> Given request: Repeat every entry word for word, but leave the images out of your copy.

> Working data:
------------------------------

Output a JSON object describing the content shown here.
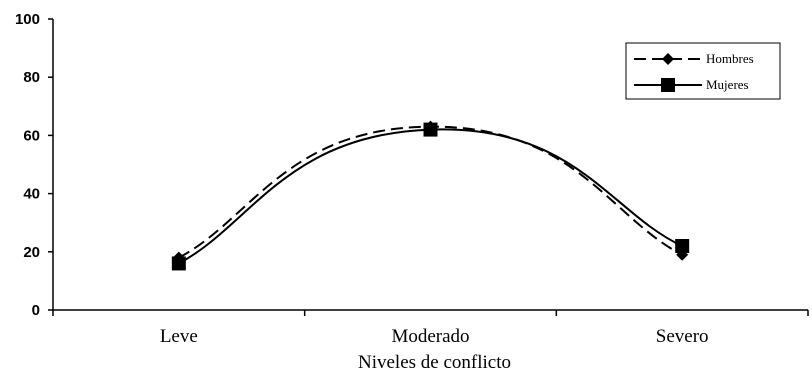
{
  "chart_data": {
    "type": "line",
    "categories": [
      "Leve",
      "Moderado",
      "Severo"
    ],
    "series": [
      {
        "name": "Hombres",
        "values": [
          18,
          63,
          19
        ],
        "style": "dashed",
        "marker": "diamond",
        "color": "#000000"
      },
      {
        "name": "Mujeres",
        "values": [
          16,
          62,
          22
        ],
        "style": "solid",
        "marker": "square",
        "color": "#000000"
      }
    ],
    "title": "",
    "xlabel": "Niveles de conflicto",
    "ylabel": "",
    "ylim": [
      0,
      100
    ],
    "yticks": [
      "0",
      "20",
      "40",
      "60",
      "80",
      "100"
    ],
    "grid": false,
    "legend": "top-right",
    "smooth": true
  }
}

------------------------------

> The completed task:
Output a JSON object describing the content shown here.
{
  "chart_data": {
    "type": "line",
    "categories": [
      "Leve",
      "Moderado",
      "Severo"
    ],
    "series": [
      {
        "name": "Hombres",
        "values": [
          18,
          63,
          19
        ],
        "style": "dashed",
        "marker": "diamond",
        "color": "#000000"
      },
      {
        "name": "Mujeres",
        "values": [
          16,
          62,
          22
        ],
        "style": "solid",
        "marker": "square",
        "color": "#000000"
      }
    ],
    "title": "",
    "xlabel": "Niveles de conflicto",
    "ylabel": "",
    "ylim": [
      0,
      100
    ],
    "yticks": [
      "0",
      "20",
      "40",
      "60",
      "80",
      "100"
    ],
    "grid": false,
    "legend": "top-right",
    "smooth": true
  }
}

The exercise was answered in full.